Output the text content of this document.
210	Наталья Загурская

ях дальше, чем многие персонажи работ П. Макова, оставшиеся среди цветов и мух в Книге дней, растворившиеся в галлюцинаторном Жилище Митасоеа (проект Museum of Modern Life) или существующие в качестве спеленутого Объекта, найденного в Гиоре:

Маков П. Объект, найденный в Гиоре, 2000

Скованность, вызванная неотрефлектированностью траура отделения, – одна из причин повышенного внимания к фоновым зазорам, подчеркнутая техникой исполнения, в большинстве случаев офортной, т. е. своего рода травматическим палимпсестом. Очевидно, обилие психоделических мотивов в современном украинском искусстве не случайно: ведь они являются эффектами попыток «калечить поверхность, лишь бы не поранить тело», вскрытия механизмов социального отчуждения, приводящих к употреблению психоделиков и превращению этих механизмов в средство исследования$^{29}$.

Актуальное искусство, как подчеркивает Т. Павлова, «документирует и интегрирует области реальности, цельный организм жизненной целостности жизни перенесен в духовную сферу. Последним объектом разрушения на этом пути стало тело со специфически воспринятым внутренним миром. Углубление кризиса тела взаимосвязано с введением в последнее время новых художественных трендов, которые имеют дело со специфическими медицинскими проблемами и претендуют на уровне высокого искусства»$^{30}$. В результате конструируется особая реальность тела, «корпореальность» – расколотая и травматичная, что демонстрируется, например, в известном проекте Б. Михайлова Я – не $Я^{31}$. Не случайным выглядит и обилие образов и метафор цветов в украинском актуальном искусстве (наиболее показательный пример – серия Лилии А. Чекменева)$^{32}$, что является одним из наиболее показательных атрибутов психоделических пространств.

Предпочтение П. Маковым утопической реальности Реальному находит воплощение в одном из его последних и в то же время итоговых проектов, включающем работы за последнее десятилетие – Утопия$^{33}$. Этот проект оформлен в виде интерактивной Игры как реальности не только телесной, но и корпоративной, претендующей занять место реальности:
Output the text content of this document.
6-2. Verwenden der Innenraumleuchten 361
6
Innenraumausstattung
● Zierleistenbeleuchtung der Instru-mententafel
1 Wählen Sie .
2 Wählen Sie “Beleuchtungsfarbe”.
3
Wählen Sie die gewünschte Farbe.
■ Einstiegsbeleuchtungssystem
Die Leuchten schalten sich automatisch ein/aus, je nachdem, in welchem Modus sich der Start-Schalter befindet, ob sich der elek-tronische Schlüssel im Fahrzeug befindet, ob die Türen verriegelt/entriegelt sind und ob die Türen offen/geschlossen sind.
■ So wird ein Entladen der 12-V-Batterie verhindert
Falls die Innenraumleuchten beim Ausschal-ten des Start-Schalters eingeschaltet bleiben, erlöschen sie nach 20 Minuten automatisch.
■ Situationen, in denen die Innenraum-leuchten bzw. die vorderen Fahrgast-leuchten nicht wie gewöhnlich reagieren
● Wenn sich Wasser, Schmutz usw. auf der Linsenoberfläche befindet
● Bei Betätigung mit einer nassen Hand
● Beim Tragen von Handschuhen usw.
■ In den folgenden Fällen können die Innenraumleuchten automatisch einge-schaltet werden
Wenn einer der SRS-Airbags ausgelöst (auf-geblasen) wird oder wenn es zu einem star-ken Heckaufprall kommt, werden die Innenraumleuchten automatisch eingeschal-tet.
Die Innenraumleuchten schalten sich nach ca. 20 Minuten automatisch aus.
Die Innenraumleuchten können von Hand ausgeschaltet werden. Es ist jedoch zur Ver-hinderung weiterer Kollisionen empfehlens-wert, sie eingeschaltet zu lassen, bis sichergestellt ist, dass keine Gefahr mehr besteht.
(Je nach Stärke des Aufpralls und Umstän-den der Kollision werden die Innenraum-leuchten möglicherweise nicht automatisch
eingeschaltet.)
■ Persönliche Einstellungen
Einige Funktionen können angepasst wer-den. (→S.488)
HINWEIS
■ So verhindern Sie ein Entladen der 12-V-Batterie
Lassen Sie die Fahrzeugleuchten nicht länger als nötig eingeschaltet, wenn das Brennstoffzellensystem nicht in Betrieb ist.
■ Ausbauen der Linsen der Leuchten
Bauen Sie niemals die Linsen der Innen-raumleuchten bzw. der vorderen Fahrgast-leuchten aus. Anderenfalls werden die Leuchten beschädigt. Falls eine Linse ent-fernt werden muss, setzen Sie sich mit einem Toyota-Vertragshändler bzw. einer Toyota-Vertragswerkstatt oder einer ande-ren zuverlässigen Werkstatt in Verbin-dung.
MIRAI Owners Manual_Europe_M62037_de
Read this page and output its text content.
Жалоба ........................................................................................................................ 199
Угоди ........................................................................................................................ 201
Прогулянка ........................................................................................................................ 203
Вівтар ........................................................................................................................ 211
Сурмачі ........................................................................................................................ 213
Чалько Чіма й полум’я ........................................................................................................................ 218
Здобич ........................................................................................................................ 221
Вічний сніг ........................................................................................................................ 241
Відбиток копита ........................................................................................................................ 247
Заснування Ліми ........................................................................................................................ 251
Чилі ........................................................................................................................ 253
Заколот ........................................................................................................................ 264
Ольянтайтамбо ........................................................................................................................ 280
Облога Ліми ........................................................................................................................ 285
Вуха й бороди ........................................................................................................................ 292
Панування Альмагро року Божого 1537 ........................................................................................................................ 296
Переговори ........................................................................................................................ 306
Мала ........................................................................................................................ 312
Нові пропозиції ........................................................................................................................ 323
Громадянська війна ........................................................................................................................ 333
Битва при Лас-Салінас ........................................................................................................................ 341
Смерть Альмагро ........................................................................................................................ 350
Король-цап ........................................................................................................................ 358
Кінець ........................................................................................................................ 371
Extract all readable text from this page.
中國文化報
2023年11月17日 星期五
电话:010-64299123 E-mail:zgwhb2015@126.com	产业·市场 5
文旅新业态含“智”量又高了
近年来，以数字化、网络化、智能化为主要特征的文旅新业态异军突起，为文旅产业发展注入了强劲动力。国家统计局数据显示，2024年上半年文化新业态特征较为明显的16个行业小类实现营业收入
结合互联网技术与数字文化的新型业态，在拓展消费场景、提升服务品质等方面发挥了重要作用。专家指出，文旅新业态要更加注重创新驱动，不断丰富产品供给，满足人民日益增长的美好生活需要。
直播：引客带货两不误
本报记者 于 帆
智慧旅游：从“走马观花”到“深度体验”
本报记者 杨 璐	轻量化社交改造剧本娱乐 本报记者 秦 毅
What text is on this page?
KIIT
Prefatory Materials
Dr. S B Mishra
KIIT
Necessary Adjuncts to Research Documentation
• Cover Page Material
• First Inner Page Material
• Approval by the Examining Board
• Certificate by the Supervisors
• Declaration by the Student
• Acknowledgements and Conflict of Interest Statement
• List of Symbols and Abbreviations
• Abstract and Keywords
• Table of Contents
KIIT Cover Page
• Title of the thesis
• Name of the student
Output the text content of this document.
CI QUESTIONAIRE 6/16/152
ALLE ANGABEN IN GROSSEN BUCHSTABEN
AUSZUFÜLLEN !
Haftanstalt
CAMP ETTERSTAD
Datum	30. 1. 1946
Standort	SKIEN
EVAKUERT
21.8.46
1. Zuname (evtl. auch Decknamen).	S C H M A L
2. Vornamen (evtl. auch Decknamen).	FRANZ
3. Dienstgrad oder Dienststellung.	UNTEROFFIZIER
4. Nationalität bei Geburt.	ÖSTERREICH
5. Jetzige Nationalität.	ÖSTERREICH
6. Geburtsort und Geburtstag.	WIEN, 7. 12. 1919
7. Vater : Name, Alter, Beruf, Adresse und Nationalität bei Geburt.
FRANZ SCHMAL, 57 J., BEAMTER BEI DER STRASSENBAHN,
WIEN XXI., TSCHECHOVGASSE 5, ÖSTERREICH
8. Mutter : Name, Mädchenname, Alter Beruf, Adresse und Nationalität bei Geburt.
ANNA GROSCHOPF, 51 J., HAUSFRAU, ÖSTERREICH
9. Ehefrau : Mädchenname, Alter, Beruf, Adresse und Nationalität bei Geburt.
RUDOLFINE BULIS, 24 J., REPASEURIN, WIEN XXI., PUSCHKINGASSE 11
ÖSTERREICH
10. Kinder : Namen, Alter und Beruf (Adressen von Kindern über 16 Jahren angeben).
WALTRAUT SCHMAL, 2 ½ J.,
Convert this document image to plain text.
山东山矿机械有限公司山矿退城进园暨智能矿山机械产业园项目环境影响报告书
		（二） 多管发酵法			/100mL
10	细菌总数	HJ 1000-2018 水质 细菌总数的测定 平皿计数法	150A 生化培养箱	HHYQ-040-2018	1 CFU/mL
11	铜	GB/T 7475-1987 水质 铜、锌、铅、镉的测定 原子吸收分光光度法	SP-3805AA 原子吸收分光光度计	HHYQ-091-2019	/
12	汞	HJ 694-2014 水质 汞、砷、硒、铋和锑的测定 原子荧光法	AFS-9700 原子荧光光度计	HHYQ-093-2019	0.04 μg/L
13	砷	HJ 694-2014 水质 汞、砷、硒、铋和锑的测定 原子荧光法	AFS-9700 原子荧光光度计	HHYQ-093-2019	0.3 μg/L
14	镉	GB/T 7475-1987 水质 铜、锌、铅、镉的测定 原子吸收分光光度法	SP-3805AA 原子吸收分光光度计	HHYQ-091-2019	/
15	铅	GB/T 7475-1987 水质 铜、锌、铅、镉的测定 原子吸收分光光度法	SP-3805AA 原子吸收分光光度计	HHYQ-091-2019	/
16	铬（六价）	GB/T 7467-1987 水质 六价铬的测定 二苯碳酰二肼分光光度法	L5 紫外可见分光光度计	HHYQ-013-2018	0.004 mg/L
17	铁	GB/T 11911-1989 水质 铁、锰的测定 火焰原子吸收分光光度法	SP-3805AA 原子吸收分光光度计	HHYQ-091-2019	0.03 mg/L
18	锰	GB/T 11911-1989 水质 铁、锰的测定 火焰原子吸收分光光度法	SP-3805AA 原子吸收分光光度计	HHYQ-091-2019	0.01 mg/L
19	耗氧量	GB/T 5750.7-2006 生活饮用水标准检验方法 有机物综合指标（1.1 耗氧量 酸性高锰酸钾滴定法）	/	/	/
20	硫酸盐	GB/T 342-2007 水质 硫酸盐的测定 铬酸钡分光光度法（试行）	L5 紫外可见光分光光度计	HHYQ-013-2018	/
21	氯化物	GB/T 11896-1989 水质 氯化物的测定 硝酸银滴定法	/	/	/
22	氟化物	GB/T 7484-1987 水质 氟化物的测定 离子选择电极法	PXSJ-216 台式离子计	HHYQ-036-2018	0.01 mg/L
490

REQUIREMENTS: Return each line in the records that holds the string "nicht".

SOLUTION FOR THIS EXERCISE:
■ Situationen, in denen die Innenraum-leuchten bzw. die vorderen Fahrgast-leuchten nicht wie gewöhnlich reagieren
(Je nach Stärke des Aufpralls und Umstän-den der Kollision werden die Innenraum-leuchten möglicherweise nicht automatisch
Lassen Sie die Fahrzeugleuchten nicht länger als nötig eingeschaltet, wenn das Brennstoffzellensystem nicht in Betrieb ist.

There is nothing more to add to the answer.